To do: Would you quote every entry exactly, dropping only the pictures?

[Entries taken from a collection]
========

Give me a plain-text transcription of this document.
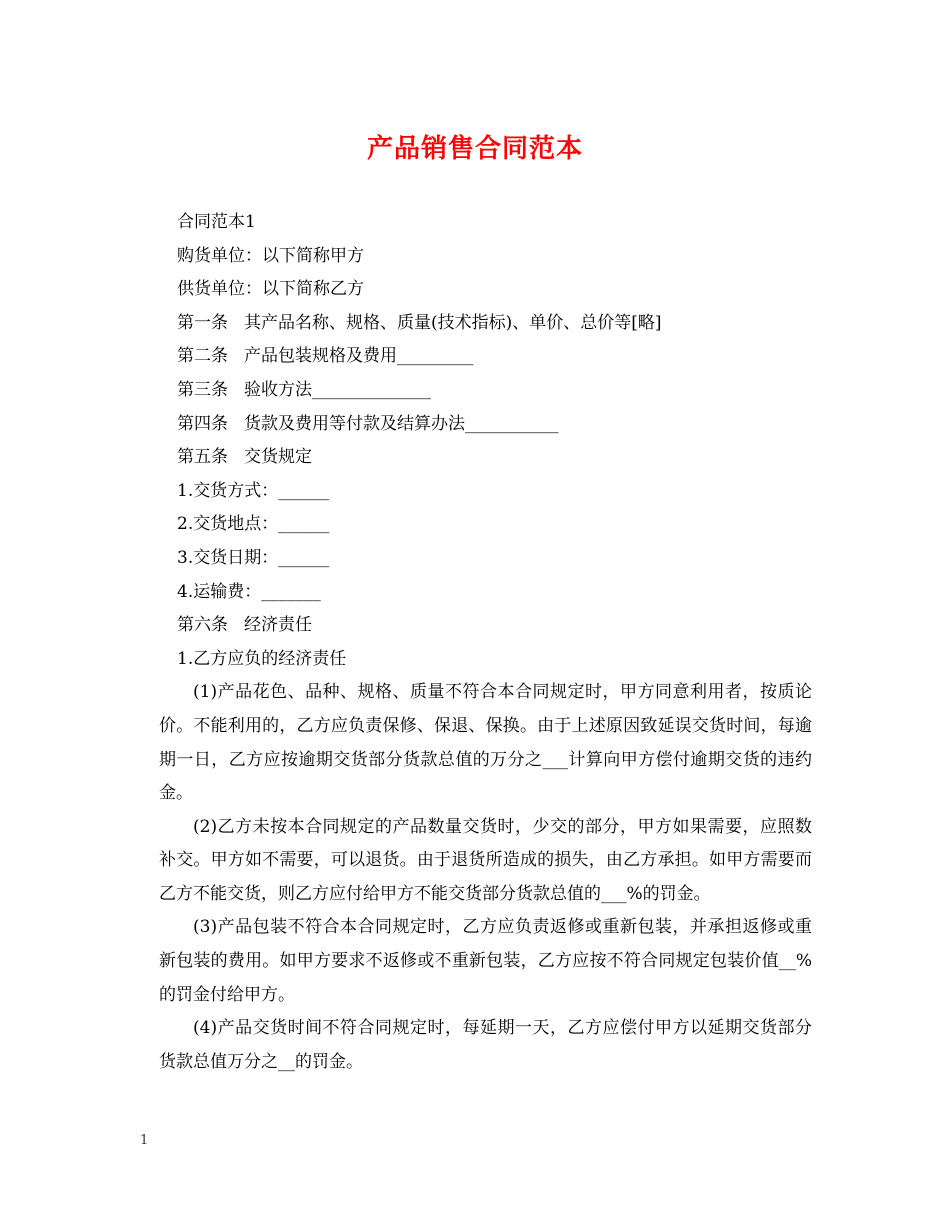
产品销售合同范本
合同范本1
购货单位：以下简称甲方
供货单位：以下简称乙方
第一条 其产品名称、规格、质量(技术指标)、单价、总价等[略]
第二条 产品包装规格及费用_________
第三条 验收方法______________
第四条 货款及费用等付款及结算办法___________
第五条 交货规定
1.交货方式：______
2.交货地点：______
3.交货日期：______
4.运输费：_______
第六条 经济责任
1.乙方应负的经济责任
(1)产品花色、品种、规格、质量不符合本合同规定时，甲方同意利用者，按质论价。不能利用的，乙方应负责保修、保退、保换。由于上述原因致延误交货时间，每逾期一日，乙方应按逾期交货部分货款总值的万分之___计算向甲方偿付逾期交货的违约金。
(2)乙方未按本合同规定的产品数量交货时，少交的部分，甲方如果需要，应照数补交。甲方如不需要，可以退货。由于退货所造成的损失，由乙方承担。如甲方需要而乙方不能交货，则乙方应付给甲方不能交货部分货款总值的___%的罚金。
(3)产品包装不符合本合同规定时，乙方应负责返修或重新包装，并承担返修或重新包装的费用。如甲方要求不返修或不重新包装，乙方应按不符合同规定包装价值__%的罚金付给甲方。
(4)产品交货时间不符合同规定时，每延期一天，乙方应偿付甲方以延期交货部分货款总值万分之__的罚金。
1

========

Result for this task:
Give me a plain-text transcription of this document.
产品销售合同范本
合同范本1
购货单位：以下简称甲方
供货单位：以下简称乙方
第一条 其产品名称、规格、质量(技术指标)、单价、总价等[略]
第二条 产品包装规格及费用_________
第三条 验收方法______________
第四条 货款及费用等付款及结算办法___________
第五条 交货规定
1.交货方式：______
2.交货地点：______
3.交货日期：______
4.运输费：_______
第六条 经济责任
1.乙方应负的经济责任
(1)产品花色、品种、规格、质量不符合本合同规定时，甲方同意利用者，按质论价。不能利用的，乙方应负责保修、保退、保换。由于上述原因致延误交货时间，每逾期一日，乙方应按逾期交货部分货款总值的万分之___计算向甲方偿付逾期交货的违约金。
(2)乙方未按本合同规定的产品数量交货时，少交的部分，甲方如果需要，应照数补交。甲方如不需要，可以退货。由于退货所造成的损失，由乙方承担。如甲方需要而乙方不能交货，则乙方应付给甲方不能交货部分货款总值的___%的罚金。
(3)产品包装不符合本合同规定时，乙方应负责返修或重新包装，并承担返修或重新包装的费用。如甲方要求不返修或不重新包装，乙方应按不符合同规定包装价值__%的罚金付给甲方。
(4)产品交货时间不符合同规定时，每延期一天，乙方应偿付甲方以延期交货部分货款总值万分之__的罚金。
1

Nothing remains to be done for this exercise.